* [Data for this task]
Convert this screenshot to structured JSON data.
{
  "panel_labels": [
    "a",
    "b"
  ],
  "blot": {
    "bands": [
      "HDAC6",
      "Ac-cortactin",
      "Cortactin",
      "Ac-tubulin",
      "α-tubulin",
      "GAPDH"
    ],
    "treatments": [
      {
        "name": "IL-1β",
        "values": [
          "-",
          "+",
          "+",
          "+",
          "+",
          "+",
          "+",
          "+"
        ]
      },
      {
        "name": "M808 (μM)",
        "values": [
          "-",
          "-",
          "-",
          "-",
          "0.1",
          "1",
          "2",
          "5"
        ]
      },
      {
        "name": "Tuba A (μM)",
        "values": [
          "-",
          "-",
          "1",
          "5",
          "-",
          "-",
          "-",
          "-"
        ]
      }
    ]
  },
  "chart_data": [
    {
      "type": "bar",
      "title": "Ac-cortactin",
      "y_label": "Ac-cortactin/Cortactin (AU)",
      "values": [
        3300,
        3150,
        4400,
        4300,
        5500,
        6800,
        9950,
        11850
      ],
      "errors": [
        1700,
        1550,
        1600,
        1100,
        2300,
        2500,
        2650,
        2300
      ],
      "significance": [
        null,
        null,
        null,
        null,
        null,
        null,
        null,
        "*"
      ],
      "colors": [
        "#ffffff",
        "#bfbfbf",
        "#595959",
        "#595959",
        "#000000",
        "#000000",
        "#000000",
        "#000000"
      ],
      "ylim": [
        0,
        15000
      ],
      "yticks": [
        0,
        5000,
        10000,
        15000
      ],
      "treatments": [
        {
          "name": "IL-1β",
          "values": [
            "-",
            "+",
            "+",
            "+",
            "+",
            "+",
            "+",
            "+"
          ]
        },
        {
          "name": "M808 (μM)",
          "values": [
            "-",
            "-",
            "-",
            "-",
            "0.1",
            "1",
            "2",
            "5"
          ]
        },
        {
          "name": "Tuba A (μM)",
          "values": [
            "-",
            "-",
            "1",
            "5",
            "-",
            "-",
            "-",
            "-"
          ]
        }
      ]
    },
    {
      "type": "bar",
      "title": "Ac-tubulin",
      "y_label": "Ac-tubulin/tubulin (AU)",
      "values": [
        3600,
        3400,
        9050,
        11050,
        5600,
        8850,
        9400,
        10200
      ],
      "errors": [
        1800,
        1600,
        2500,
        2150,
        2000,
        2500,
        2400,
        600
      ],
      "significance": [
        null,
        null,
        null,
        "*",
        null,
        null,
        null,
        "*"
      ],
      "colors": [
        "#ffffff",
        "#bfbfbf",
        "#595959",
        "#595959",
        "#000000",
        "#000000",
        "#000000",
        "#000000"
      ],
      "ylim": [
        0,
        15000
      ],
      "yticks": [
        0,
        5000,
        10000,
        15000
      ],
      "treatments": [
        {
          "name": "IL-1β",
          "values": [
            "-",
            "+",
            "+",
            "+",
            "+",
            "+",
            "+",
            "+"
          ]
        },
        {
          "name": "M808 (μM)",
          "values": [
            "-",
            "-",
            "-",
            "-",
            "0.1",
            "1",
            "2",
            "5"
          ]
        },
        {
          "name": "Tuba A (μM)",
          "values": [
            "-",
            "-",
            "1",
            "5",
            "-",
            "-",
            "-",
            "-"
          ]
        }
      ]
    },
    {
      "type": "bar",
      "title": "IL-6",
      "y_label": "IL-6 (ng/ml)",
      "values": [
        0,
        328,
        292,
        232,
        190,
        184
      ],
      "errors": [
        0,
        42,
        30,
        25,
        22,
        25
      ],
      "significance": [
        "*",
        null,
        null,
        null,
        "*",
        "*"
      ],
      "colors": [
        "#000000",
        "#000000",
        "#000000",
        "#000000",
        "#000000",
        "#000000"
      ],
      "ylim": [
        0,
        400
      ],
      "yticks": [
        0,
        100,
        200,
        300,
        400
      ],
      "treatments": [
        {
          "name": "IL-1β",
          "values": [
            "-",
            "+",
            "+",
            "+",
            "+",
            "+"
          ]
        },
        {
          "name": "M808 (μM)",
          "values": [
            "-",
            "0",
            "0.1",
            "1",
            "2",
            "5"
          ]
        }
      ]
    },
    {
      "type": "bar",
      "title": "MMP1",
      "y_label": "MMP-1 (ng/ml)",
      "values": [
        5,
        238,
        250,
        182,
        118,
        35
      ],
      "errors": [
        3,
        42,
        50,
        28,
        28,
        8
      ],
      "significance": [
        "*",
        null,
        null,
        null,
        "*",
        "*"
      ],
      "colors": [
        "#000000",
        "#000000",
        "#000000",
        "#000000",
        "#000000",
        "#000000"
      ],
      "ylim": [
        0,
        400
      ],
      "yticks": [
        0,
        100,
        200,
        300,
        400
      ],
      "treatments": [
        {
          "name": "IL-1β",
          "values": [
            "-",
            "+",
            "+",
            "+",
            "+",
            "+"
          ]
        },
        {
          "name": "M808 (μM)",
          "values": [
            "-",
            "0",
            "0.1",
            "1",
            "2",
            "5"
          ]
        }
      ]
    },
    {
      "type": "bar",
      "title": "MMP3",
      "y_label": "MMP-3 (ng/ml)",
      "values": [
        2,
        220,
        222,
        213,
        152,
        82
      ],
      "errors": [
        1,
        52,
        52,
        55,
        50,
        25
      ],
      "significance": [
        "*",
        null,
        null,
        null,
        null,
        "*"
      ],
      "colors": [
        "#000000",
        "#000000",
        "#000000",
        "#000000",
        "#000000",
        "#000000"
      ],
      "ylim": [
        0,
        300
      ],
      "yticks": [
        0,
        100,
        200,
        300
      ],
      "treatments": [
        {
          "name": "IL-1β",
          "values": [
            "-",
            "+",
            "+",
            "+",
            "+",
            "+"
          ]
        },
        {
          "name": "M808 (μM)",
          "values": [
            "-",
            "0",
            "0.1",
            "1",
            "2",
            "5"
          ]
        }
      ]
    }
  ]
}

* [Exercise description] Copy all the records above precisely.

* [Response below]
Convert this screenshot to structured JSON data.
{
  "panel_labels": [
    "a",
    "b"
  ],
  "blot": {
    "bands": [
      "HDAC6",
      "Ac-cortactin",
      "Cortactin",
      "Ac-tubulin",
      "α-tubulin",
      "GAPDH"
    ],
    "treatments": [
      {
        "name": "IL-1β",
        "values": [
          "-",
          "+",
          "+",
          "+",
          "+",
          "+",
          "+",
          "+"
        ]
      },
      {
        "name": "M808 (μM)",
        "values": [
          "-",
          "-",
          "-",
          "-",
          "0.1",
          "1",
          "2",
          "5"
        ]
      },
      {
        "name": "Tuba A (μM)",
        "values": [
          "-",
          "-",
          "1",
          "5",
          "-",
          "-",
          "-",
          "-"
        ]
      }
    ]
  },
  "chart_data": [
    {
      "type": "bar",
      "title": "Ac-cortactin",
      "y_label": "Ac-cortactin/Cortactin (AU)",
      "values": [
        3300,
        3150,
        4400,
        4300,
        5500,
        6800,
        9950,
        11850
      ],
      "errors": [
        1700,
        1550,
        1600,
        1100,
        2300,
        2500,
        2650,
        2300
      ],
      "significance": [
        null,
        null,
        null,
        null,
        null,
        null,
        null,
        "*"
      ],
      "colors": [
        "#ffffff",
        "#bfbfbf",
        "#595959",
        "#595959",
        "#000000",
        "#000000",
        "#000000",
        "#000000"
      ],
      "ylim": [
        0,
        15000
      ],
      "yticks": [
        0,
        5000,
        10000,
        15000
      ],
      "treatments": [
        {
          "name": "IL-1β",
          "values": [
            "-",
            "+",
            "+",
            "+",
            "+",
            "+",
            "+",
            "+"
          ]
        },
        {
          "name": "M808 (μM)",
          "values": [
            "-",
            "-",
            "-",
            "-",
            "0.1",
            "1",
            "2",
            "5"
          ]
        },
        {
          "name": "Tuba A (μM)",
          "values": [
            "-",
            "-",
            "1",
            "5",
            "-",
            "-",
            "-",
            "-"
          ]
        }
      ]
    },
    {
      "type": "bar",
      "title": "Ac-tubulin",
      "y_label": "Ac-tubulin/tubulin (AU)",
      "values": [
        3600,
        3400,
        9050,
        11050,
        5600,
        8850,
        9400,
        10200
      ],
      "errors": [
        1800,
        1600,
        2500,
        2150,
        2000,
        2500,
        2400,
        600
      ],
      "significance": [
        null,
        null,
        null,
        "*",
        null,
        null,
        null,
        "*"
      ],
      "colors": [
        "#ffffff",
        "#bfbfbf",
        "#595959",
        "#595959",
        "#000000",
        "#000000",
        "#000000",
        "#000000"
      ],
      "ylim": [
        0,
        15000
      ],
      "yticks": [
        0,
        5000,
        10000,
        15000
      ],
      "treatments": [
        {
          "name": "IL-1β",
          "values": [
            "-",
            "+",
            "+",
            "+",
            "+",
            "+",
            "+",
            "+"
          ]
        },
        {
          "name": "M808 (μM)",
          "values": [
            "-",
            "-",
            "-",
            "-",
            "0.1",
            "1",
            "2",
            "5"
          ]
        },
        {
          "name": "Tuba A (μM)",
          "values": [
            "-",
            "-",
            "1",
            "5",
            "-",
            "-",
            "-",
            "-"
          ]
        }
      ]
    },
    {
      "type": "bar",
      "title": "IL-6",
      "y_label": "IL-6 (ng/ml)",
      "values": [
        0,
        328,
        292,
        232,
        190,
        184
      ],
      "errors": [
        0,
        42,
        30,
        25,
        22,
        25
      ],
      "significance": [
        "*",
        null,
        null,
        null,
        "*",
        "*"
      ],
      "colors": [
        "#000000",
        "#000000",
        "#000000",
        "#000000",
        "#000000",
        "#000000"
      ],
      "ylim": [
        0,
        400
      ],
      "yticks": [
        0,
        100,
        200,
        300,
        400
      ],
      "treatments": [
        {
          "name": "IL-1β",
          "values": [
            "-",
            "+",
            "+",
            "+",
            "+",
            "+"
          ]
        },
        {
          "name": "M808 (μM)",
          "values": [
            "-",
            "0",
            "0.1",
            "1",
            "2",
            "5"
          ]
        }
      ]
    },
    {
      "type": "bar",
      "title": "MMP1",
      "y_label": "MMP-1 (ng/ml)",
      "values": [
        5,
        238,
        250,
        182,
        118,
        35
      ],
      "errors": [
        3,
        42,
        50,
        28,
        28,
        8
      ],
      "significance": [
        "*",
        null,
        null,
        null,
        "*",
        "*"
      ],
      "colors": [
        "#000000",
        "#000000",
        "#000000",
        "#000000",
        "#000000",
        "#000000"
      ],
      "ylim": [
        0,
        400
      ],
      "yticks": [
        0,
        100,
        200,
        300,
        400
      ],
      "treatments": [
        {
          "name": "IL-1β",
          "values": [
            "-",
            "+",
            "+",
            "+",
            "+",
            "+"
          ]
        },
        {
          "name": "M808 (μM)",
          "values": [
            "-",
            "0",
            "0.1",
            "1",
            "2",
            "5"
          ]
        }
      ]
    },
    {
      "type": "bar",
      "title": "MMP3",
      "y_label": "MMP-3 (ng/ml)",
      "values": [
        2,
        220,
        222,
        213,
        152,
        82
      ],
      "errors": [
        1,
        52,
        52,
        55,
        50,
        25
      ],
      "significance": [
        "*",
        null,
        null,
        null,
        null,
        "*"
      ],
      "colors": [
        "#000000",
        "#000000",
        "#000000",
        "#000000",
        "#000000",
        "#000000"
      ],
      "ylim": [
        0,
        300
      ],
      "yticks": [
        0,
        100,
        200,
        300
      ],
      "treatments": [
        {
          "name": "IL-1β",
          "values": [
            "-",
            "+",
            "+",
            "+",
            "+",
            "+"
          ]
        },
        {
          "name": "M808 (μM)",
          "values": [
            "-",
            "0",
            "0.1",
            "1",
            "2",
            "5"
          ]
        }
      ]
    }
  ]
}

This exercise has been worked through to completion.